* **REQUIREMENT**
Output the records. Match them exactly.

[start EXTRACTED MATERIAL]

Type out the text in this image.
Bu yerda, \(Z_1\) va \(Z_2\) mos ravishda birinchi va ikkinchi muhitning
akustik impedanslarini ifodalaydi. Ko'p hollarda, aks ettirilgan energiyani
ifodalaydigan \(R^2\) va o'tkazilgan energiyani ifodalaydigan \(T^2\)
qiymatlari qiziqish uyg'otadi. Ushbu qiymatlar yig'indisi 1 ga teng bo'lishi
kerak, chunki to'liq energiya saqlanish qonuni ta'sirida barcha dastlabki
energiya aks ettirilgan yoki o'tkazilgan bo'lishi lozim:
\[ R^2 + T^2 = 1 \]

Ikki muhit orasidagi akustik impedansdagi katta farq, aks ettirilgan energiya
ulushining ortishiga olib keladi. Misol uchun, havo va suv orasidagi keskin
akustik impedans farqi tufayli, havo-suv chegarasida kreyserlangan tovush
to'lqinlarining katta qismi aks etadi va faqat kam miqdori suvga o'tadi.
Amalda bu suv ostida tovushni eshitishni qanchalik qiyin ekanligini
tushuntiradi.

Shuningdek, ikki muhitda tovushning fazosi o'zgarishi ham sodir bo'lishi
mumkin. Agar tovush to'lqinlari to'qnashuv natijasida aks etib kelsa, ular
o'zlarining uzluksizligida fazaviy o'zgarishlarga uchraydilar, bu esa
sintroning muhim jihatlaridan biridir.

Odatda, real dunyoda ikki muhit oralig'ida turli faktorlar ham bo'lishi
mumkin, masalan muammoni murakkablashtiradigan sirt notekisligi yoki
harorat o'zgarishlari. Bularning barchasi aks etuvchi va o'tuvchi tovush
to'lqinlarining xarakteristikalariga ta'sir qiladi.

[end EXTRACTED MATERIAL]

* **WRITTEN SOLUTION**
Type out the text in this image.
Bu yerda, \(Z_1\) va \(Z_2\) mos ravishda birinchi va ikkinchi muhitning
akustik impedanslarini ifodalaydi. Ko'p hollarda, aks ettirilgan energiyani
ifodalaydigan \(R^2\) va o'tkazilgan energiyani ifodalaydigan \(T^2\)
qiymatlari qiziqish uyg'otadi. Ushbu qiymatlar yig'indisi 1 ga teng bo'lishi
kerak, chunki to'liq energiya saqlanish qonuni ta'sirida barcha dastlabki
energiya aks ettirilgan yoki o'tkazilgan bo'lishi lozim:
\[ R^2 + T^2 = 1 \]

Ikki muhit orasidagi akustik impedansdagi katta farq, aks ettirilgan energiya
ulushining ortishiga olib keladi. Misol uchun, havo va suv orasidagi keskin
akustik impedans farqi tufayli, havo-suv chegarasida kreyserlangan tovush
to'lqinlarining katta qismi aks etadi va faqat kam miqdori suvga o'tadi.
Amalda bu suv ostida tovushni eshitishni qanchalik qiyin ekanligini
tushuntiradi.

Shuningdek, ikki muhitda tovushning fazosi o'zgarishi ham sodir bo'lishi
mumkin. Agar tovush to'lqinlari to'qnashuv natijasida aks etib kelsa, ular
o'zlarining uzluksizligida fazaviy o'zgarishlarga uchraydilar, bu esa
sintroning muhim jihatlaridan biridir.

Odatda, real dunyoda ikki muhit oralig'ida turli faktorlar ham bo'lishi
mumkin, masalan muammoni murakkablashtiradigan sirt notekisligi yoki
harorat o'zgarishlari. Bularning barchasi aks etuvchi va o'tuvchi tovush
to'lqinlarining xarakteristikalariga ta'sir qiladi.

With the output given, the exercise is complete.